Saved data entries:

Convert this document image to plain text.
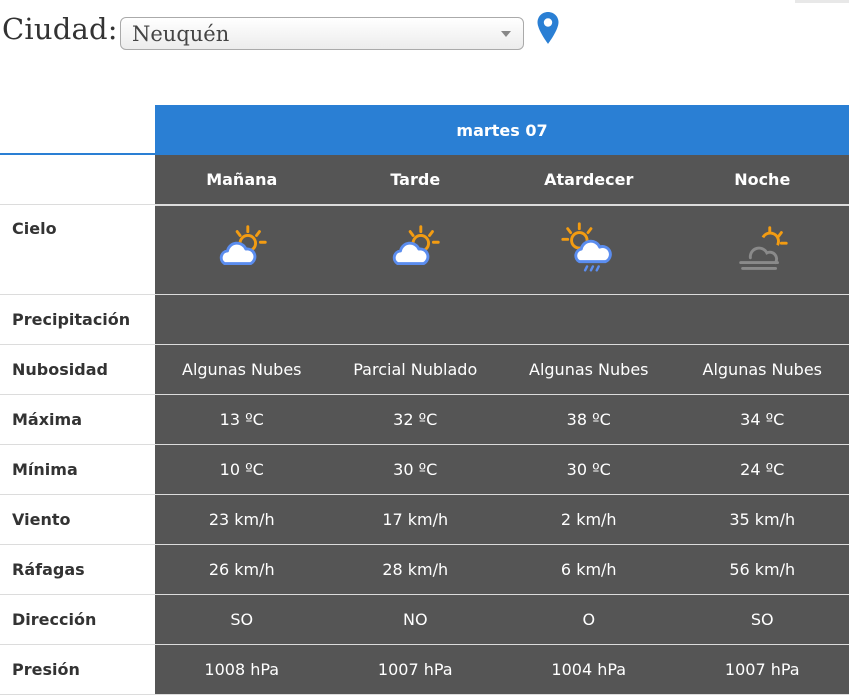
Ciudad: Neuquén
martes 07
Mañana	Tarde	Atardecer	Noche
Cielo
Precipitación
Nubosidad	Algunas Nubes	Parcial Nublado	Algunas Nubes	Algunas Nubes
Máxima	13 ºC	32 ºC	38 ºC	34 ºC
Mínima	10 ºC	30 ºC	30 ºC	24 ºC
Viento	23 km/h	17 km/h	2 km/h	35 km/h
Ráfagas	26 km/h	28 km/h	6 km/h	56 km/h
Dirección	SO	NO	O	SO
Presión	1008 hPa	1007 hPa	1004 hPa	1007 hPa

**PROBLEM REQUIREMENTS:** Except for the pictures, reproduce every line exactly.

**COMPLETED EXERCISE:**
Convert this document image to plain text.
Ciudad: Neuquén
martes 07
Mañana	Tarde	Atardecer	Noche
Cielo
Precipitación
Nubosidad	Algunas Nubes	Parcial Nublado	Algunas Nubes	Algunas Nubes
Máxima	13 ºC	32 ºC	38 ºC	34 ºC
Mínima	10 ºC	30 ºC	30 ºC	24 ºC
Viento	23 km/h	17 km/h	2 km/h	35 km/h
Ráfagas	26 km/h	28 km/h	6 km/h	56 km/h
Dirección	SO	NO	O	SO
Presión	1008 hPa	1007 hPa	1004 hPa	1007 hPa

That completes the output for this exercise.